■ Short task ■
Identify all lines in the listing that include the word "SECTION", and copy them out.

(Dataset items)
◇ ◇ ◇ ◇ ◇ ◇ ◇
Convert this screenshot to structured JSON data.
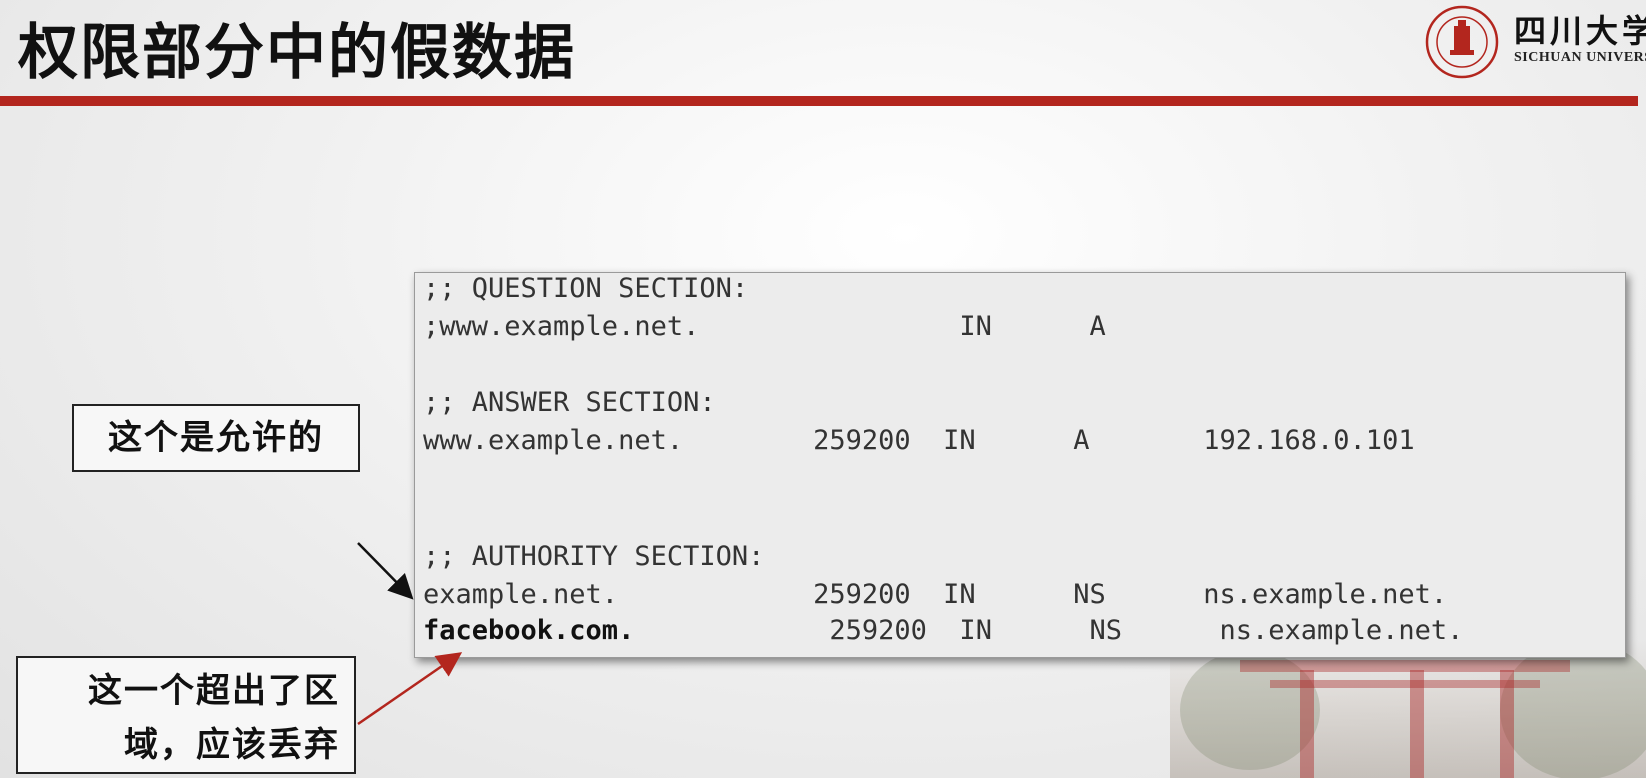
{
  "slide": {
    "title": "权限部分中的假数据"
  },
  "logo": {
    "name_cn": "四川大学",
    "name_en": "SICHUAN UNIVERSITY"
  },
  "dns_output": {
    "question_header": ";; QUESTION SECTION:",
    "question_row": ";www.example.net.                IN      A",
    "answer_header": ";; ANSWER SECTION:",
    "answer_row": "www.example.net.        259200  IN      A       192.168.0.101",
    "authority_header": ";; AUTHORITY SECTION:",
    "authority_row_1": "example.net.            259200  IN      NS      ns.example.net.",
    "authority_row_2_name": "facebook.com.",
    "authority_row_2_rest": "            259200  IN      NS      ns.example.net."
  },
  "annotations": {
    "allowed_label": "这个是允许的",
    "discard_label_line1": "这一个超出了区",
    "discard_label_line2": "域，应该丢弃"
  },
  "colors": {
    "accent_red": "#b3261e",
    "arrow_black": "#111111",
    "arrow_red": "#b3261e"
  }
}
◇ ◇ ◇ ◇ ◇ ◇ ◇
■ The completed task ■
    "question_header": ";; QUESTION SECTION:",
    "answer_header": ";; ANSWER SECTION:",
    "authority_header": ";; AUTHORITY SECTION:",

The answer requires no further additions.